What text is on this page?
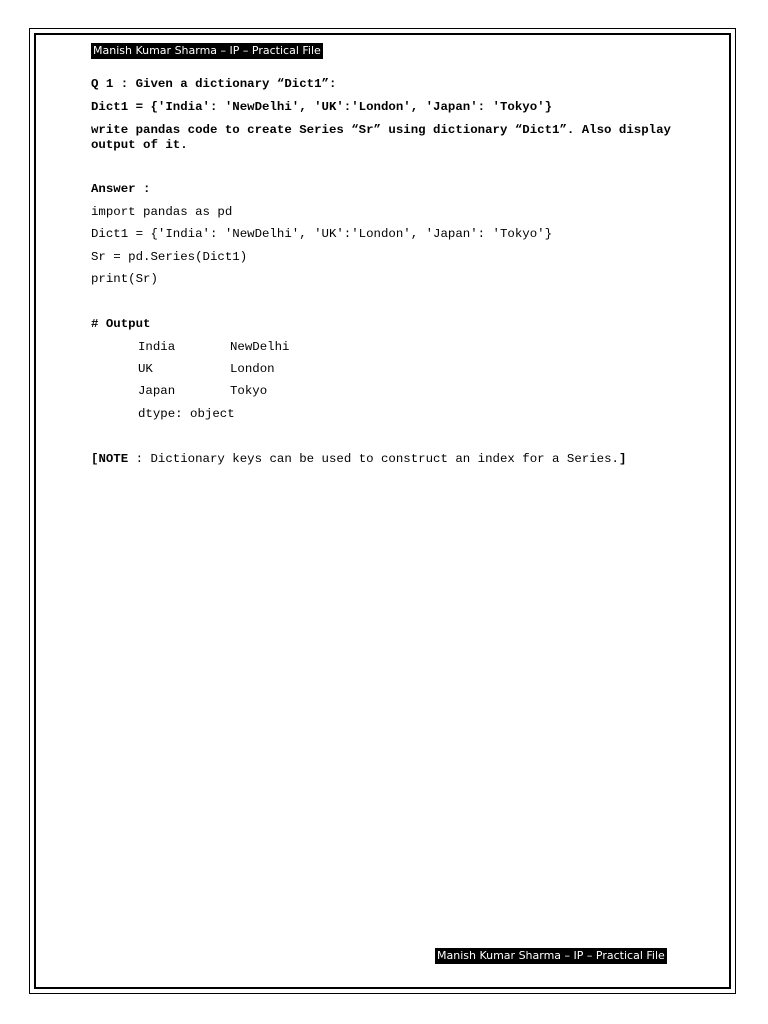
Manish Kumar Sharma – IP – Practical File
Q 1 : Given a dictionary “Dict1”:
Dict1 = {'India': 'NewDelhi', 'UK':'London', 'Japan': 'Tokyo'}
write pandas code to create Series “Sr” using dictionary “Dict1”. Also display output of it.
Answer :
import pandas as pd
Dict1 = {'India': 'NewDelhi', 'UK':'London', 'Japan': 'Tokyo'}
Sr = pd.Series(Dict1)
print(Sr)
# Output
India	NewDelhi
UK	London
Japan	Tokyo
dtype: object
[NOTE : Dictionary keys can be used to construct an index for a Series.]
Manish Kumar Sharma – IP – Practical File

***

Omit all pictures while transcribing the entries verbatim.

What text is on this page?
Manish Kumar Sharma – IP – Practical File
Q 1 : Given a dictionary “Dict1”:
Dict1 = {'India': 'NewDelhi', 'UK':'London', 'Japan': 'Tokyo'}
write pandas code to create Series “Sr” using dictionary “Dict1”. Also display output of it.
Answer :
import pandas as pd
Dict1 = {'India': 'NewDelhi', 'UK':'London', 'Japan': 'Tokyo'}
Sr = pd.Series(Dict1)
print(Sr)
# Output
India	NewDelhi
UK	London
Japan	Tokyo
dtype: object
[NOTE : Dictionary keys can be used to construct an index for a Series.]
Manish Kumar Sharma – IP – Practical File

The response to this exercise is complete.